--- Цитируемый отрывок ---
+---+
Женщины в истории Рима

Даже самое большое везение в определенный момент прекращает свое действие. Не стоит им злоупотреблять!

Софониба (? – 203 г. до н. э.)

Женщина и война – понятия несовместимые, но порой от хрупких созданий зависят судьбы народов и государств. Не обошлась без женского фактора самая длительная и кровавая война античности.

Нет! 2-я Пуническая война началась не из-за Софонибы[2], подобно тому, как причиной Троянской войны явилась Елена; она не получила всемирной известности Клеопатры, но исход последних сражений войны зависел и от прелестных глаз карфагенянки.
+---+
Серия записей
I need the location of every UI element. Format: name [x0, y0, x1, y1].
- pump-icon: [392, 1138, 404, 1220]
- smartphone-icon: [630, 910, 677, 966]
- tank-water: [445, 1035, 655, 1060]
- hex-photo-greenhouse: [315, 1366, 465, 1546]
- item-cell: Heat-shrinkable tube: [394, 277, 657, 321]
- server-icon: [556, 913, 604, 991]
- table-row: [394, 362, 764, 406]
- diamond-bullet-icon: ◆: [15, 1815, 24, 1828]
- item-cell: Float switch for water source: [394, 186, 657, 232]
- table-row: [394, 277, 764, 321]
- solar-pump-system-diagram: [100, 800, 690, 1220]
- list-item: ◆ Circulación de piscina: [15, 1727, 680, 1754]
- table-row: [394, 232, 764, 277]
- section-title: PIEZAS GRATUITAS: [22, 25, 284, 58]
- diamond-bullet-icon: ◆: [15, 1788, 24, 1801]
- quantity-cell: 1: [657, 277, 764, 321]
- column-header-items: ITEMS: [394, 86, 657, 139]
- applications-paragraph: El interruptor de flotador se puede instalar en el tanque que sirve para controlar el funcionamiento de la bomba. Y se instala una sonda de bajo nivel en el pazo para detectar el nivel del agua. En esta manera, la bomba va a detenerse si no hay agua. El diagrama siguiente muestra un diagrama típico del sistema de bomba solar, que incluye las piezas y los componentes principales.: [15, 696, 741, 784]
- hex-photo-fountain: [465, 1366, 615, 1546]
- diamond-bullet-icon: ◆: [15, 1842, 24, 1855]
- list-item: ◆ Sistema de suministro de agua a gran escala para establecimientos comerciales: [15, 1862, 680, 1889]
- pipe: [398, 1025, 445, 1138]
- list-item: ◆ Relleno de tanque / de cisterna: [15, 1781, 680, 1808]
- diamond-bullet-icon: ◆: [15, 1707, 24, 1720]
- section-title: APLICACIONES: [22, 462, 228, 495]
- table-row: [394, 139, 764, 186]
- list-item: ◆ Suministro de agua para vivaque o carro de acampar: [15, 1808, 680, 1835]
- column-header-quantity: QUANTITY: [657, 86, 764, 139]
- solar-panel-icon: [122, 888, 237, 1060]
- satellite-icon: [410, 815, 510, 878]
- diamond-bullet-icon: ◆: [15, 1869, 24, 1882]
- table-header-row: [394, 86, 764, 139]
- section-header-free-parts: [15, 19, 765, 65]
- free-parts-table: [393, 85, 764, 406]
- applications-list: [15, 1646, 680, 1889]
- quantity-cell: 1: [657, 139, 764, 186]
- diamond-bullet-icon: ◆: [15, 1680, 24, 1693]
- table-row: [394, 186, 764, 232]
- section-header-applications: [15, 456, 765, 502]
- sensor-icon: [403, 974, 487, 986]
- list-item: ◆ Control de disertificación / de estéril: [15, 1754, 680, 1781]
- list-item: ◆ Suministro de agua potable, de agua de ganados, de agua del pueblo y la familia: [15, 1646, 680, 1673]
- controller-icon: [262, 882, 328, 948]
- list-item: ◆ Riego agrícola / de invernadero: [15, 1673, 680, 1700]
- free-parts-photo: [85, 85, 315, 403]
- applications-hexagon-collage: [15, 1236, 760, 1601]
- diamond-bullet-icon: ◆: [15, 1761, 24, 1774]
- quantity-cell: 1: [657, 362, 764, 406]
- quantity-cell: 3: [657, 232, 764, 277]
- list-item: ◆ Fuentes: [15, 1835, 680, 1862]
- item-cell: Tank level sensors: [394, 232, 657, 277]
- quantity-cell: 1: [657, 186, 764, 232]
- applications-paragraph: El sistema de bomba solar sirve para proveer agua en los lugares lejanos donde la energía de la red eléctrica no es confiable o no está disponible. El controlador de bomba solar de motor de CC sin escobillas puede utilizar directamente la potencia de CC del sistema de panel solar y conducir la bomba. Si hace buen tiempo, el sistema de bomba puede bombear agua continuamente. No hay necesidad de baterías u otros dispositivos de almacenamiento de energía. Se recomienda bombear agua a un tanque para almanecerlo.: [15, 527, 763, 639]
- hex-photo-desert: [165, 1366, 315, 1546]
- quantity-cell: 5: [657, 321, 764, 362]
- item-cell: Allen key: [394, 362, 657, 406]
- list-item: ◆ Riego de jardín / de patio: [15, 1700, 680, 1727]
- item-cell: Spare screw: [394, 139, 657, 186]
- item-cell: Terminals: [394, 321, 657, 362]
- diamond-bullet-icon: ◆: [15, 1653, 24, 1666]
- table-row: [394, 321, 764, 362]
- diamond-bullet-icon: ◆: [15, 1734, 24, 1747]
+---+
--- Задание A ---
Назовите всех женщин, чьи имена упомянуты в отрывке о Софонибе.
--- Задание B ---
Допишите следующую часть отрывка о Софонибе, начав сразу после его последнего предложения.

--- Ответ A ---
Софониба, Елена, Клеопатра.

--- Ответ B ---
Отец Софонибы – «Гасдрубал, сын Гисгона, был первым человеком в государстве по родовитости, по своей славе, по богатству…» (Ливий). Он много лет сражался вместе с братьями Ганнибала в Испании. Когда Иберия оказалась потерянной для карфагенян, Гасдрубал перебрался в Африку. На его плечи легла защита Карфагена.


Софониба приняла «участие» в войне несколько необычным способом, но вполне закономерным. Дело в том, что самой боеспособной частью пунийского войска была нумидийская конница – это благодаря ей карфагеняне одержали множество побед; в том числе, в знаменитой битве при Каннах. Недаром Карфаген любой ценой стремился заполучить воинственных всадников, гордая пунийская знать не гнушалась даже родством с вождями полудиких племен. Во времена наемнической войны Гамилькар Барка (отец Ганнибала) выдал дочь за нумидийца, чтобы иметь в распоряжении небольшой отряд его воинов.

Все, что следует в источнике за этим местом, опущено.